Challenge.
From the Sean Wight profile below, extract word for word the passage that begins with "Personal information" and ends with "end of 1995.".

Excerpt to read.

#####

Personal information
- Full name: John Phillip Wight
- Born: 15 March 1964 Glasgow, Scotland
- Died: 30 June 2011 (aged 47) East Melbourne, Victoria, Australia
- Original team: Listowel Emmets (club)/ Kerry (county team)
- Height: 185 cm (6 ft 1 in)
- Weight: 85 kg (187 lb)
- Position: Defender

Playing career^{1}
- Years: Club / Games (Goals)
- 1984–1995: Melbourne / 150 (63)
- ^{1} Playing statistics correct to the end of 1995.

Career highlights
- Melbourne Hall of Fame; VFL Team of the Year (1987); Victorian representative (1988);

= Sean Wight =

Australian rules footballer (1964–2011)

John Phillip "Sean" Wight (15 March 1964 – 30 June 2011) was an Irish-Australian Australian rules footballer in the VFL/AFL.

He is a member of the Melbourne Football Club Hall of Fame and was named as one of the 150 Heroes of the club during the club's 150th celebrations.

#####

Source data
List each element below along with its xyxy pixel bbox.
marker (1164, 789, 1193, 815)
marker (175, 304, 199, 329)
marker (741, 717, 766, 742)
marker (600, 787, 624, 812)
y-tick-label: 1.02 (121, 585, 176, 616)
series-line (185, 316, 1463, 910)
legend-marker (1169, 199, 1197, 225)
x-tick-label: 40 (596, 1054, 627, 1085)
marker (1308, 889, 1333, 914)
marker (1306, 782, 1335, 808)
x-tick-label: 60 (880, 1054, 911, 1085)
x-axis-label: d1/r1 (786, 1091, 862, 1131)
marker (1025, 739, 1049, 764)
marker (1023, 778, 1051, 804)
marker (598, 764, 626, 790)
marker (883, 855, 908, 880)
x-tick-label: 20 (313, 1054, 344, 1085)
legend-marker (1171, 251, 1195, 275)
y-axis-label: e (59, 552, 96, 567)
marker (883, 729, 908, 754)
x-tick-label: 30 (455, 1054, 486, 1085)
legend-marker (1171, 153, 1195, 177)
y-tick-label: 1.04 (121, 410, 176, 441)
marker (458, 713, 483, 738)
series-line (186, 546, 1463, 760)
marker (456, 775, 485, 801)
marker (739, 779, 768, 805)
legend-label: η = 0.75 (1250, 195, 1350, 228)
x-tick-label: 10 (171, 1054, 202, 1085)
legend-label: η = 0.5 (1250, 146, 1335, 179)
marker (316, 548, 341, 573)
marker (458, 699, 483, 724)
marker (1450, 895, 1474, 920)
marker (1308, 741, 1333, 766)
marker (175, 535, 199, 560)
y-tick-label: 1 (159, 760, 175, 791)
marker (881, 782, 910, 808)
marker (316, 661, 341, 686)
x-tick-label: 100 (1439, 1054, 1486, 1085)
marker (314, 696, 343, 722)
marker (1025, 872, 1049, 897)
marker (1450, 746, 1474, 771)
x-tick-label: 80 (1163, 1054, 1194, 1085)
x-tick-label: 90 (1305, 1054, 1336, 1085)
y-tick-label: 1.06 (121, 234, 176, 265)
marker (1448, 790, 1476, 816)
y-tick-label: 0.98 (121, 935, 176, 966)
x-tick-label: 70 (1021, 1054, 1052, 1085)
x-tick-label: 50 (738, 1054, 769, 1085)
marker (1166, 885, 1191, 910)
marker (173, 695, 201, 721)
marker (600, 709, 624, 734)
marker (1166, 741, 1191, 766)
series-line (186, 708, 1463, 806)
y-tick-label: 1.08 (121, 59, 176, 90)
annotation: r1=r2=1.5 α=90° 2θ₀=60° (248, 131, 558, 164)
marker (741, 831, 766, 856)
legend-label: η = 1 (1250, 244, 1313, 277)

#####

Reply.
Personal information
- Full name: John Phillip Wight
- Born: 15 March 1964 Glasgow, Scotland
- Died: 30 June 2011 (aged 47) East Melbourne, Victoria, Australia
- Original team: Listowel Emmets (club)/ Kerry (county team)
- Height: 185 cm (6 ft 1 in)
- Weight: 85 kg (187 lb)
- Position: Defender

Playing career^{1}
- Years: Club / Games (Goals)
- 1984–1995: Melbourne / 150 (63)
- ^{1} Playing statistics correct to the end of 1995.